The material below should be written out in full and exactly; pictures stay out of the copy.

begin Stored rows

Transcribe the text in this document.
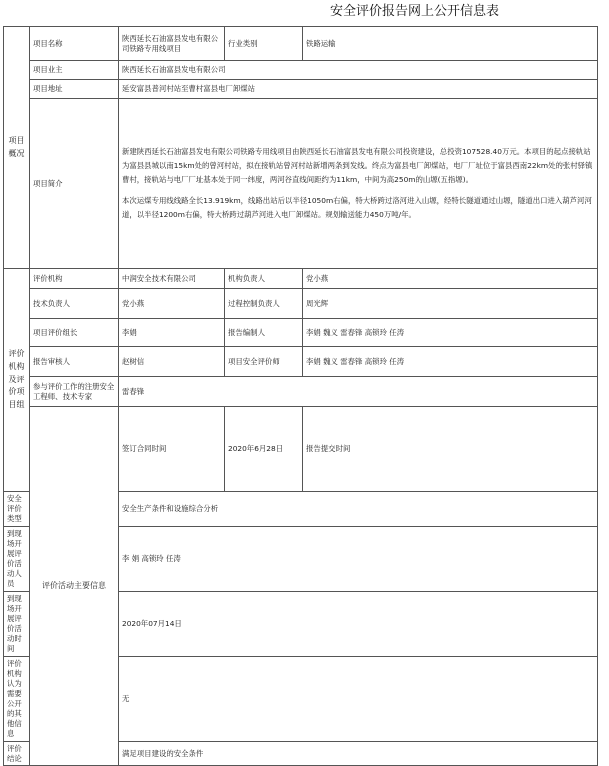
安全评价报告网上公开信息表
项目概况	项目名称	陕西延长石油富县发电有限公司铁路专用线项目	行业类别	铁路运输	
	项目业主	陕西延长石油富县发电有限公司			
	项目地址	延安富县普河村站至曹村富县电厂卸煤站			
	项目简介	新建陕西延长石油富县发电有限公司铁路专用线项目由陕西延长石油富县发电有限公司投资建设，总投资107528.40万元。本项目的起点接轨站为富县县城以南15km处的曾河村站，拟在接轨站曾河村站新增两条到发线。终点为富县电厂卸煤站，电厂厂址位于富县西南22km处的张村驿镇曹村，接轨站与电厂厂址基本处于同一纬度，两河谷直线间距约为11km，中间为高250m的山塬(五指塬)。

本次运煤专用线线路全长13.919km，线路出站后以半径1050m右偏，特大桥跨过洛河进入山塬，经特长隧道通过山塬，隧道出口进入葫芦河河道，以半径1200m右偏，特大桥跨过葫芦河进入电厂卸煤站。规划输送能力450万吨/年。			

评价机构及评价项目组	评价机构	中润安全技术有限公司	机构负责人	党小燕	
	技术负责人	党小燕	过程控制负责人	周光辉	
	项目评价组长	李娟	报告编制人	李娟 魏义 雷春锋 高锁玲 任涛	
	报告审核人	赵树信	项目安全评价师	李娟 魏义 雷春锋 高锁玲 任涛	
	参与评价工作的注册安全工程师、技术专家	雷春锋			
	评价活动主要信息	签订合同时间	2020年6月28日	报告提交时间	
安全评价类型		安全生产条件和设施综合分析			
到现场开展评价活动人员		李 娟 高锁玲 任涛			
到现场开展评价活动时间		2020年07月14日			
评价机构认为需要公开的其他信息		无			
评价结论		满足项目建设的安全条件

end Stored rows

## Reply
Transcribe the text in this document.
安全评价报告网上公开信息表
项目概况	项目名称	陕西延长石油富县发电有限公司铁路专用线项目	行业类别	铁路运输	
	项目业主	陕西延长石油富县发电有限公司			
	项目地址	延安富县普河村站至曹村富县电厂卸煤站			
	项目简介	新建陕西延长石油富县发电有限公司铁路专用线项目由陕西延长石油富县发电有限公司投资建设，总投资107528.40万元。本项目的起点接轨站为富县县城以南15km处的曾河村站，拟在接轨站曾河村站新增两条到发线。终点为富县电厂卸煤站，电厂厂址位于富县西南22km处的张村驿镇曹村，接轨站与电厂厂址基本处于同一纬度，两河谷直线间距约为11km，中间为高250m的山塬(五指塬)。

本次运煤专用线线路全长13.919km，线路出站后以半径1050m右偏，特大桥跨过洛河进入山塬，经特长隧道通过山塬，隧道出口进入葫芦河河道，以半径1200m右偏，特大桥跨过葫芦河进入电厂卸煤站。规划输送能力450万吨/年。			

评价机构及评价项目组	评价机构	中润安全技术有限公司	机构负责人	党小燕	
	技术负责人	党小燕	过程控制负责人	周光辉	
	项目评价组长	李娟	报告编制人	李娟 魏义 雷春锋 高锁玲 任涛	
	报告审核人	赵树信	项目安全评价师	李娟 魏义 雷春锋 高锁玲 任涛	
	参与评价工作的注册安全工程师、技术专家	雷春锋			
	评价活动主要信息	签订合同时间	2020年6月28日	报告提交时间	
安全评价类型		安全生产条件和设施综合分析			
到现场开展评价活动人员		李 娟 高锁玲 任涛			
到现场开展评价活动时间		2020年07月14日			
评价机构认为需要公开的其他信息		无			
评价结论		满足项目建设的安全条件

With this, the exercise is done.